● Problem to solve:
Print all of the data exactly as written.

● Data for processing:
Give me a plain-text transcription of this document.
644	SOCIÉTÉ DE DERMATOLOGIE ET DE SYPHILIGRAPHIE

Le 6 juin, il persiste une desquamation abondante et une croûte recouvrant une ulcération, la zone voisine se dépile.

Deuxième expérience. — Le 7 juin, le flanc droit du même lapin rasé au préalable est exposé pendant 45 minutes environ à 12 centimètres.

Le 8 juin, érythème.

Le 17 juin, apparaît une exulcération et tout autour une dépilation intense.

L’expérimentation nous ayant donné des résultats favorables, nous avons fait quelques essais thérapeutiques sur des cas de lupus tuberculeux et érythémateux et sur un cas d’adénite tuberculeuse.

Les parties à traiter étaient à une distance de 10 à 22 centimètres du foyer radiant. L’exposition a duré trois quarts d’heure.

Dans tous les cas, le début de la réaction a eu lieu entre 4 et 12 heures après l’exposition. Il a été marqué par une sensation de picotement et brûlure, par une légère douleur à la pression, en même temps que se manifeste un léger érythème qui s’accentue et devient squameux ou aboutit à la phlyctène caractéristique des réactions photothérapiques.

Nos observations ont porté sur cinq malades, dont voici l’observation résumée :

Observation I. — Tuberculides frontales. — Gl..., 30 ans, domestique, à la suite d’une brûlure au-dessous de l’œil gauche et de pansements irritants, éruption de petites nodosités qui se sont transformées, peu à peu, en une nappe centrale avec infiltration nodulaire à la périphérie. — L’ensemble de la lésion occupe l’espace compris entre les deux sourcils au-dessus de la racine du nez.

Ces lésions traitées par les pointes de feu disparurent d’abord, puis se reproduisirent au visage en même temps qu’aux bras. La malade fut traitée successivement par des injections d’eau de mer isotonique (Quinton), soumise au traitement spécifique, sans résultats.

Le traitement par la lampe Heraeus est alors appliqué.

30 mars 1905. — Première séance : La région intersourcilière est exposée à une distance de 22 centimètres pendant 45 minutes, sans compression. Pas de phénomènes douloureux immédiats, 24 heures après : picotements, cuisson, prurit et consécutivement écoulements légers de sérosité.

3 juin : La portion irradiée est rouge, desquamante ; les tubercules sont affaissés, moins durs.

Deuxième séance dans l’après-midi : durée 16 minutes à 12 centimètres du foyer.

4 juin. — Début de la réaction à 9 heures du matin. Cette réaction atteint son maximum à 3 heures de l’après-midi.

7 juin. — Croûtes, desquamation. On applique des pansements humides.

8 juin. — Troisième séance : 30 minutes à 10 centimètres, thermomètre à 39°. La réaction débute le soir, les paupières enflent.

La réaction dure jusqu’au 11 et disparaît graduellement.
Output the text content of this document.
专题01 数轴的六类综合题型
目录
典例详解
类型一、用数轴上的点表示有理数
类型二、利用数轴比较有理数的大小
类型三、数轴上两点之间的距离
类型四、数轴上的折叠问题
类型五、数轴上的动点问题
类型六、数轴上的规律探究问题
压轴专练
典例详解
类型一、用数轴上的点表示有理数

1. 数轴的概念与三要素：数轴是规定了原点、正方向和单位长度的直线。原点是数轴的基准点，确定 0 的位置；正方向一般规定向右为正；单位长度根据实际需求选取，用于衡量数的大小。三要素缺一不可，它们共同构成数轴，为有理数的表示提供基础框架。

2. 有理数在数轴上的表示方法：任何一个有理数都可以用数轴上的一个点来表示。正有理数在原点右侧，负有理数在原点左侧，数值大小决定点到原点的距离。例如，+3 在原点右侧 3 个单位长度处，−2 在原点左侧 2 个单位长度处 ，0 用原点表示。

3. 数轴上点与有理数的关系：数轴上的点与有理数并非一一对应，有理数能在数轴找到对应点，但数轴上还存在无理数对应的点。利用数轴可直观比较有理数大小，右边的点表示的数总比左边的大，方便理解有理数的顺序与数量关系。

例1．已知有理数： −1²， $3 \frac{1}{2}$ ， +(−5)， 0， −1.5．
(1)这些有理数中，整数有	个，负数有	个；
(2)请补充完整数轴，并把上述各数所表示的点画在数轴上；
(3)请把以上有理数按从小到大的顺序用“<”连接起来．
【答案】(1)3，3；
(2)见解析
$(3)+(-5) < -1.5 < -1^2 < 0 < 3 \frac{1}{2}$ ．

● Result:
Give me a plain-text transcription of this document.
644	SOCIÉTÉ DE DERMATOLOGIE ET DE SYPHILIGRAPHIE

Le 6 juin, il persiste une desquamation abondante et une croûte recouvrant une ulcération, la zone voisine se dépile.

Deuxième expérience. — Le 7 juin, le flanc droit du même lapin rasé au préalable est exposé pendant 45 minutes environ à 12 centimètres.

Le 8 juin, érythème.

Le 17 juin, apparaît une exulcération et tout autour une dépilation intense.

L’expérimentation nous ayant donné des résultats favorables, nous avons fait quelques essais thérapeutiques sur des cas de lupus tuberculeux et érythémateux et sur un cas d’adénite tuberculeuse.

Les parties à traiter étaient à une distance de 10 à 22 centimètres du foyer radiant. L’exposition a duré trois quarts d’heure.

Dans tous les cas, le début de la réaction a eu lieu entre 4 et 12 heures après l’exposition. Il a été marqué par une sensation de picotement et brûlure, par une légère douleur à la pression, en même temps que se manifeste un léger érythème qui s’accentue et devient squameux ou aboutit à la phlyctène caractéristique des réactions photothérapiques.

Nos observations ont porté sur cinq malades, dont voici l’observation résumée :

Observation I. — Tuberculides frontales. — Gl..., 30 ans, domestique, à la suite d’une brûlure au-dessous de l’œil gauche et de pansements irritants, éruption de petites nodosités qui se sont transformées, peu à peu, en une nappe centrale avec infiltration nodulaire à la périphérie. — L’ensemble de la lésion occupe l’espace compris entre les deux sourcils au-dessus de la racine du nez.

Ces lésions traitées par les pointes de feu disparurent d’abord, puis se reproduisirent au visage en même temps qu’aux bras. La malade fut traitée successivement par des injections d’eau de mer isotonique (Quinton), soumise au traitement spécifique, sans résultats.

Le traitement par la lampe Heraeus est alors appliqué.

30 mars 1905. — Première séance : La région intersourcilière est exposée à une distance de 22 centimètres pendant 45 minutes, sans compression. Pas de phénomènes douloureux immédiats, 24 heures après : picotements, cuisson, prurit et consécutivement écoulements légers de sérosité.

3 juin : La portion irradiée est rouge, desquamante ; les tubercules sont affaissés, moins durs.

Deuxième séance dans l’après-midi : durée 16 minutes à 12 centimètres du foyer.

4 juin. — Début de la réaction à 9 heures du matin. Cette réaction atteint son maximum à 3 heures de l’après-midi.

7 juin. — Croûtes, desquamation. On applique des pansements humides.

8 juin. — Troisième séance : 30 minutes à 10 centimètres, thermomètre à 39°. La réaction débute le soir, les paupières enflent.

La réaction dure jusqu’au 11 et disparaît graduellement.
Output the text content of this document.
专题01 数轴的六类综合题型
目录
典例详解
类型一、用数轴上的点表示有理数
类型二、利用数轴比较有理数的大小
类型三、数轴上两点之间的距离
类型四、数轴上的折叠问题
类型五、数轴上的动点问题
类型六、数轴上的规律探究问题
压轴专练
典例详解
类型一、用数轴上的点表示有理数

1. 数轴的概念与三要素：数轴是规定了原点、正方向和单位长度的直线。原点是数轴的基准点，确定 0 的位置；正方向一般规定向右为正；单位长度根据实际需求选取，用于衡量数的大小。三要素缺一不可，它们共同构成数轴，为有理数的表示提供基础框架。

2. 有理数在数轴上的表示方法：任何一个有理数都可以用数轴上的一个点来表示。正有理数在原点右侧，负有理数在原点左侧，数值大小决定点到原点的距离。例如，+3 在原点右侧 3 个单位长度处，−2 在原点左侧 2 个单位长度处 ，0 用原点表示。

3. 数轴上点与有理数的关系：数轴上的点与有理数并非一一对应，有理数能在数轴找到对应点，但数轴上还存在无理数对应的点。利用数轴可直观比较有理数大小，右边的点表示的数总比左边的大，方便理解有理数的顺序与数量关系。

例1．已知有理数： −1²， $3 \frac{1}{2}$ ， +(−5)， 0， −1.5．
(1)这些有理数中，整数有	个，负数有	个；
(2)请补充完整数轴，并把上述各数所表示的点画在数轴上；
(3)请把以上有理数按从小到大的顺序用“<”连接起来．
【答案】(1)3，3；
(2)见解析
$(3)+(-5) < -1.5 < -1^2 < 0 < 3 \frac{1}{2}$ ．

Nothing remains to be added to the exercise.